## Exercise directions
Which lines contain the string "time"? Please list every one of them.

--- START Supplied material ---

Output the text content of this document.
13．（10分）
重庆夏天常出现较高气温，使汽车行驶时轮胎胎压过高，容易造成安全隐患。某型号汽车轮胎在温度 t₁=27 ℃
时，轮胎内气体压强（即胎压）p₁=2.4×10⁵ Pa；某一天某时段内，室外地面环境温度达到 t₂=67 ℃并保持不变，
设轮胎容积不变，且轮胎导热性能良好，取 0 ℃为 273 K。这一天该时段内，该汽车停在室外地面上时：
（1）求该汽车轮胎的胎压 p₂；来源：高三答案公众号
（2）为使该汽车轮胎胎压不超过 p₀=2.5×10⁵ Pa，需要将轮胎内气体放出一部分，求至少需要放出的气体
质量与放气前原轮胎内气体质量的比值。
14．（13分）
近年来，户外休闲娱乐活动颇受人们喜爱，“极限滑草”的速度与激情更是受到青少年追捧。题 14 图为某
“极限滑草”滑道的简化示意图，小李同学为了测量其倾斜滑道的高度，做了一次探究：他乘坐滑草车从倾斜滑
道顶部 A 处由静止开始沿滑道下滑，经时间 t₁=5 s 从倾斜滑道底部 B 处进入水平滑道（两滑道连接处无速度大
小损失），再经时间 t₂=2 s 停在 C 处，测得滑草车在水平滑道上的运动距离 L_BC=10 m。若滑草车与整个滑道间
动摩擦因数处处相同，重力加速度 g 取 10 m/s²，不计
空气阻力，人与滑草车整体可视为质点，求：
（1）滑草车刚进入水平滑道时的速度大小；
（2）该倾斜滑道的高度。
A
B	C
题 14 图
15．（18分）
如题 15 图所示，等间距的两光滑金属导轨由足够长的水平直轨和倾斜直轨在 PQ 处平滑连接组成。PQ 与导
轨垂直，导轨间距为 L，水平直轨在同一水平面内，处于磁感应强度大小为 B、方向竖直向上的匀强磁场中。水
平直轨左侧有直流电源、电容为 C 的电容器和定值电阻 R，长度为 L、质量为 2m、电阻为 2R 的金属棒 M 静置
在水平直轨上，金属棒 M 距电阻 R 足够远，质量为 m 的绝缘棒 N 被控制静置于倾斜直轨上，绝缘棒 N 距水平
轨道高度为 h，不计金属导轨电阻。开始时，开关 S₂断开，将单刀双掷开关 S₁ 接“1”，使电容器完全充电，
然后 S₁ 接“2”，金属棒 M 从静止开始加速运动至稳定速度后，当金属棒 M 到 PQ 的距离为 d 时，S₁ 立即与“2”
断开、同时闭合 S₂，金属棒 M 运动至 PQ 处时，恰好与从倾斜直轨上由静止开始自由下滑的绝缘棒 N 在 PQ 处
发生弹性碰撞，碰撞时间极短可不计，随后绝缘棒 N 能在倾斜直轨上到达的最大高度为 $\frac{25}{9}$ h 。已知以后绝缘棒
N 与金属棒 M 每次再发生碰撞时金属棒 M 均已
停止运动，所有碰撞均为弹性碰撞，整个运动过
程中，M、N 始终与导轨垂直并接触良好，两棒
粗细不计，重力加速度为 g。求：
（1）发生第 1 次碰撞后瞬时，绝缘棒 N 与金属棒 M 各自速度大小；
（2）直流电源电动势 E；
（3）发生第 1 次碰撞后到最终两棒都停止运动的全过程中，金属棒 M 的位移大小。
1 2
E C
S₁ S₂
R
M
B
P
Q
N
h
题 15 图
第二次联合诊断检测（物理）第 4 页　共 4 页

--- END Supplied material ---
--- START Supplied material ---

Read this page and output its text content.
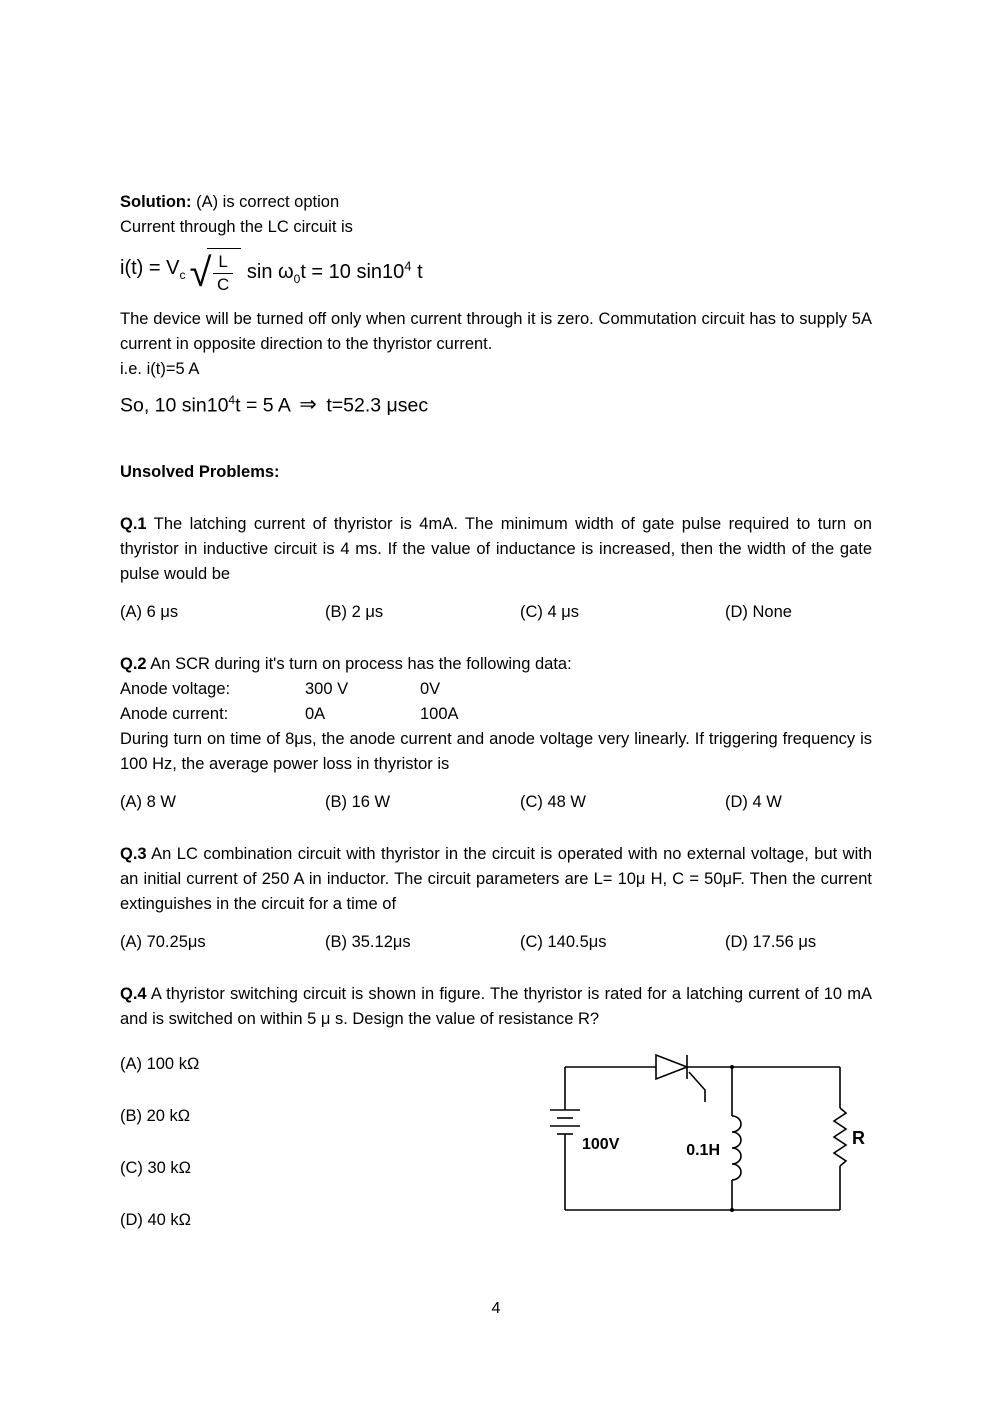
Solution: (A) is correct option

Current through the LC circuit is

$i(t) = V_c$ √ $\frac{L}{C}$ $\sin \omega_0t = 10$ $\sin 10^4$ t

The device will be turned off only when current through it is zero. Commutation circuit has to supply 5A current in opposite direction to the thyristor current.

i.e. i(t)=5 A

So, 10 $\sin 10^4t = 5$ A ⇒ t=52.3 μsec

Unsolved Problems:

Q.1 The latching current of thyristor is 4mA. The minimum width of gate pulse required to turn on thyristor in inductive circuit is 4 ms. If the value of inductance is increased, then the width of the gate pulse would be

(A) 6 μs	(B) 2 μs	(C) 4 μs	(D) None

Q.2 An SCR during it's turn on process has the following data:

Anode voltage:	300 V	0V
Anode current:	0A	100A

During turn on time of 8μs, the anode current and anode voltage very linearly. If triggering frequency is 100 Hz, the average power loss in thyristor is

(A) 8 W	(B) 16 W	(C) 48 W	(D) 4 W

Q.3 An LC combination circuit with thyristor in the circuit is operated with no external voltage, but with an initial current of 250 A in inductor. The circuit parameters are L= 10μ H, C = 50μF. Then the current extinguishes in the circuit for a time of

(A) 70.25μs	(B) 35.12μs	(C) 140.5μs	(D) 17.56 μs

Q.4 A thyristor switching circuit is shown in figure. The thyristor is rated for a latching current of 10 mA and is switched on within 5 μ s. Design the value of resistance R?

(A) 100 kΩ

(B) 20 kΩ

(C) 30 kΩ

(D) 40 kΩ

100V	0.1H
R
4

--- END Supplied material ---

## Answer to this problem
During turn on time of 8μs, the anode current and anode voltage very linearly. If triggering frequency is 100 Hz, the average power loss in thyristor is
Q.3 An LC combination circuit with thyristor in the circuit is operated with no external voltage, but with an initial current of 250 A in inductor. The circuit parameters are L= 10μ H, C = 50μF. Then the current extinguishes in the circuit for a time of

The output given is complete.